DO THIS: Swap "heat-cell" for "heatmap cell" everywhere it appears in the records below, leaving everything else unchanged, and omit the pictures from your answer.

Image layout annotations
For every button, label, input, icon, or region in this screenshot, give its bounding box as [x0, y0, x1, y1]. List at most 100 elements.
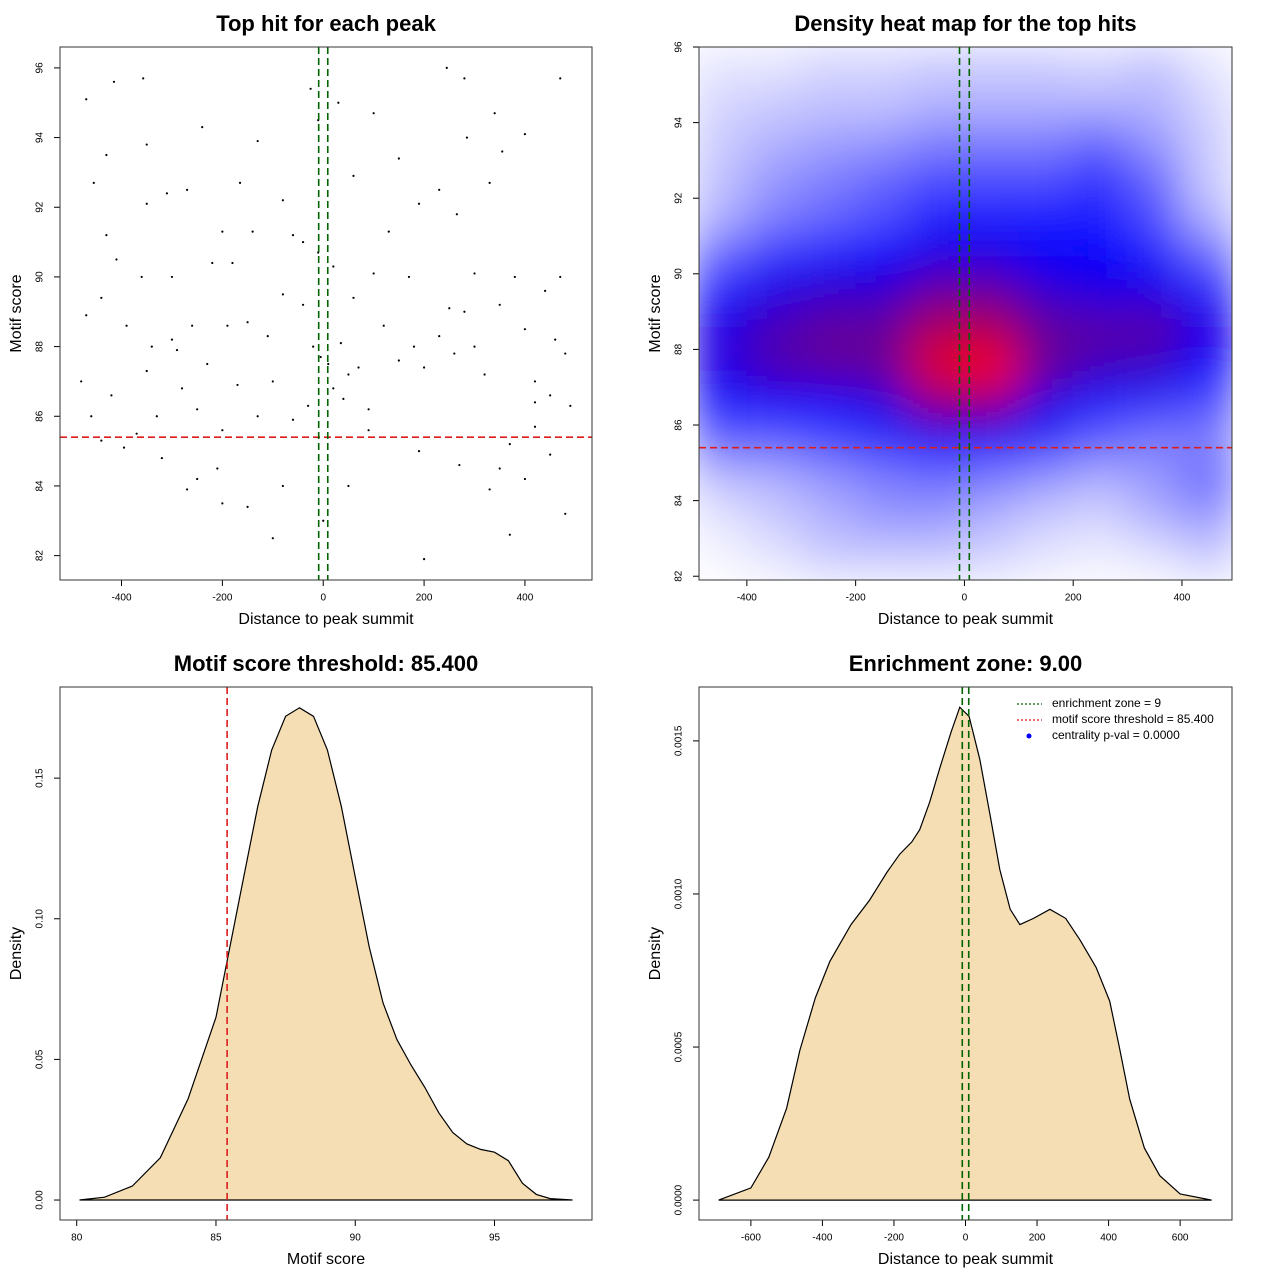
heat-cell — [699, 159, 748, 199]
heat-cell — [746, 462, 802, 502]
point — [145, 143, 148, 146]
heat-cell — [699, 235, 748, 275]
x-axis-label: Distance to peak summit — [878, 611, 1054, 628]
heat-cell — [1127, 462, 1183, 502]
point — [501, 150, 504, 153]
x-axis-label: Distance to peak summit — [238, 611, 414, 628]
point — [488, 488, 491, 491]
y-axis-label: Motif score — [647, 274, 664, 352]
point — [80, 380, 83, 383]
point — [455, 213, 458, 216]
heat-cell — [855, 84, 911, 124]
x-tick-label: 600 — [1172, 1233, 1189, 1244]
heat-cell — [800, 537, 857, 577]
point — [564, 352, 567, 355]
heat-cell — [746, 500, 802, 539]
point — [180, 387, 184, 390]
point — [145, 202, 148, 205]
heat-cell — [1181, 47, 1232, 86]
heat-cell — [1181, 311, 1232, 350]
heat-cell — [1127, 386, 1183, 426]
point — [332, 387, 335, 390]
heat-cell — [963, 84, 1020, 124]
plot-frame — [698, 46, 1233, 581]
x-tick-label: 0 — [963, 1233, 969, 1244]
point — [306, 404, 310, 407]
heat-cell — [963, 500, 1020, 539]
point — [337, 101, 340, 104]
point — [357, 366, 360, 369]
heat-cell — [855, 424, 911, 464]
y-tick-label: 90 — [674, 268, 685, 280]
x-tick-label: 200 — [1029, 1233, 1046, 1244]
point — [140, 275, 143, 279]
heat-cell — [963, 386, 1020, 426]
heat-cell — [800, 122, 857, 161]
heat-cell — [746, 122, 802, 161]
heat-cell — [1181, 386, 1232, 426]
point — [85, 314, 88, 317]
heat-cell — [909, 500, 965, 539]
x-tick-label: -200 — [846, 593, 866, 604]
panel: Enrichment zone: 9.00 Distance to peak su… — [647, 651, 1233, 1268]
point — [387, 230, 390, 233]
heat-cell — [909, 84, 965, 124]
heat-cell — [963, 537, 1020, 577]
heat-cell — [699, 47, 748, 86]
point — [221, 502, 224, 505]
heat-cell — [1018, 122, 1074, 161]
point — [453, 352, 456, 355]
point — [165, 192, 169, 195]
heat-cell — [1127, 47, 1183, 86]
heat-cell — [1127, 500, 1183, 539]
y-axis-label: Density — [647, 927, 664, 980]
x-tick-label: -400 — [112, 593, 132, 604]
heat-cell — [699, 311, 748, 350]
point — [221, 230, 224, 233]
heat-cell — [855, 273, 911, 313]
x-tick-label: -400 — [737, 593, 757, 604]
y-tick-label: 82 — [674, 570, 685, 582]
heat-cell — [909, 462, 965, 502]
y-tick-label: 86 — [35, 410, 46, 422]
heat-cell — [746, 311, 802, 350]
point — [533, 380, 537, 383]
point — [417, 202, 421, 205]
heat-cell — [1072, 424, 1129, 464]
point — [105, 153, 108, 157]
heat-cell — [1181, 348, 1232, 388]
point — [559, 77, 562, 80]
y-axis-label: Motif score — [8, 274, 25, 352]
heat-cell — [1127, 197, 1183, 237]
heat-cell — [1018, 47, 1074, 86]
panel: Motif score threshold: 85.400 Motif score… — [8, 651, 593, 1268]
point — [417, 450, 421, 453]
point — [463, 310, 466, 313]
heat-cell — [909, 386, 965, 426]
x-tick-label: 200 — [416, 593, 433, 604]
heat-cell — [1018, 159, 1074, 199]
heat-cell — [800, 462, 857, 502]
point — [493, 112, 496, 115]
y-axis-label: Density — [8, 927, 25, 980]
point — [564, 512, 567, 515]
heat-cell — [746, 159, 802, 199]
heat-cell — [855, 235, 911, 275]
heat-cell — [1127, 424, 1183, 464]
point — [291, 234, 295, 237]
point — [332, 265, 335, 268]
point — [438, 335, 441, 338]
heat-cell — [746, 424, 802, 464]
heat-cell — [1018, 197, 1074, 237]
point — [309, 87, 312, 90]
point — [498, 303, 501, 306]
point — [238, 181, 242, 184]
heat-cell — [746, 84, 802, 124]
point — [246, 321, 249, 324]
heat-cell — [963, 273, 1020, 313]
heat-cell — [699, 500, 748, 539]
heat-cell — [909, 537, 965, 577]
heat-cell — [1181, 500, 1232, 539]
point — [85, 98, 88, 101]
y-tick-label: 0.10 — [35, 909, 46, 929]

TASK SOLUTION:
For every button, label, input, icon, or region in this screenshot, give its bounding box as [x0, y0, x1, y1]. List at most 100 elements.
heatmap cell — [699, 159, 748, 199]
heatmap cell — [746, 462, 802, 502]
point — [145, 143, 148, 146]
heatmap cell — [699, 235, 748, 275]
x-axis-label: Distance to peak summit — [878, 611, 1054, 628]
heatmap cell — [1127, 462, 1183, 502]
point — [501, 150, 504, 153]
x-axis-label: Distance to peak summit — [238, 611, 414, 628]
point — [488, 488, 491, 491]
y-axis-label: Motif score — [647, 274, 664, 352]
point — [80, 380, 83, 383]
point — [455, 213, 458, 216]
heatmap cell — [855, 84, 911, 124]
x-tick-label: 600 — [1172, 1233, 1189, 1244]
heatmap cell — [800, 537, 857, 577]
point — [564, 352, 567, 355]
heatmap cell — [746, 500, 802, 539]
point — [180, 387, 184, 390]
point — [145, 202, 148, 205]
heatmap cell — [1181, 47, 1232, 86]
heatmap cell — [1181, 311, 1232, 350]
heatmap cell — [1127, 386, 1183, 426]
point — [332, 387, 335, 390]
heatmap cell — [963, 84, 1020, 124]
plot-frame — [698, 46, 1233, 581]
x-tick-label: 0 — [963, 1233, 969, 1244]
point — [306, 404, 310, 407]
heatmap cell — [963, 500, 1020, 539]
point — [337, 101, 340, 104]
point — [357, 366, 360, 369]
heatmap cell — [855, 424, 911, 464]
y-tick-label: 90 — [674, 268, 685, 280]
x-tick-label: 200 — [1029, 1233, 1046, 1244]
point — [140, 275, 143, 279]
heatmap cell — [963, 386, 1020, 426]
heatmap cell — [800, 122, 857, 161]
heatmap cell — [746, 122, 802, 161]
heatmap cell — [1181, 386, 1232, 426]
point — [85, 314, 88, 317]
heatmap cell — [909, 500, 965, 539]
x-tick-label: -200 — [846, 593, 866, 604]
panel: Enrichment zone: 9.00 Distance to peak su… — [647, 651, 1233, 1268]
point — [387, 230, 390, 233]
heatmap cell — [909, 84, 965, 124]
heatmap cell — [963, 537, 1020, 577]
heatmap cell — [699, 47, 748, 86]
point — [221, 502, 224, 505]
heatmap cell — [1018, 122, 1074, 161]
point — [453, 352, 456, 355]
point — [165, 192, 169, 195]
heatmap cell — [1127, 47, 1183, 86]
heatmap cell — [1127, 500, 1183, 539]
y-axis-label: Density — [647, 927, 664, 980]
x-tick-label: -400 — [112, 593, 132, 604]
heatmap cell — [699, 311, 748, 350]
point — [221, 230, 224, 233]
heatmap cell — [855, 273, 911, 313]
x-tick-label: -400 — [737, 593, 757, 604]
y-tick-label: 82 — [674, 570, 685, 582]
heatmap cell — [909, 462, 965, 502]
y-tick-label: 86 — [35, 410, 46, 422]
heatmap cell — [746, 311, 802, 350]
point — [533, 380, 537, 383]
point — [417, 202, 421, 205]
heatmap cell — [1072, 424, 1129, 464]
point — [105, 153, 108, 157]
heatmap cell — [1181, 348, 1232, 388]
point — [559, 77, 562, 80]
y-axis-label: Motif score — [8, 274, 25, 352]
heatmap cell — [1127, 197, 1183, 237]
heatmap cell — [1018, 47, 1074, 86]
panel: Motif score threshold: 85.400 Motif score… — [8, 651, 593, 1268]
point — [417, 450, 421, 453]
point — [463, 310, 466, 313]
heatmap cell — [909, 386, 965, 426]
x-tick-label: 200 — [416, 593, 433, 604]
heatmap cell — [1018, 159, 1074, 199]
heatmap cell — [800, 462, 857, 502]
point — [493, 112, 496, 115]
y-axis-label: Density — [8, 927, 25, 980]
point — [564, 512, 567, 515]
heatmap cell — [746, 159, 802, 199]
heatmap cell — [855, 235, 911, 275]
heatmap cell — [1127, 424, 1183, 464]
point — [291, 234, 295, 237]
point — [332, 265, 335, 268]
point — [438, 335, 441, 338]
heatmap cell — [746, 424, 802, 464]
heatmap cell — [1018, 197, 1074, 237]
point — [309, 87, 312, 90]
point — [498, 303, 501, 306]
point — [238, 181, 242, 184]
heatmap cell — [746, 84, 802, 124]
point — [246, 321, 249, 324]
heatmap cell — [963, 273, 1020, 313]
heatmap cell — [699, 500, 748, 539]
heatmap cell — [909, 537, 965, 577]
heatmap cell — [1181, 500, 1232, 539]
point — [85, 98, 88, 101]
y-tick-label: 0.10 — [35, 909, 46, 929]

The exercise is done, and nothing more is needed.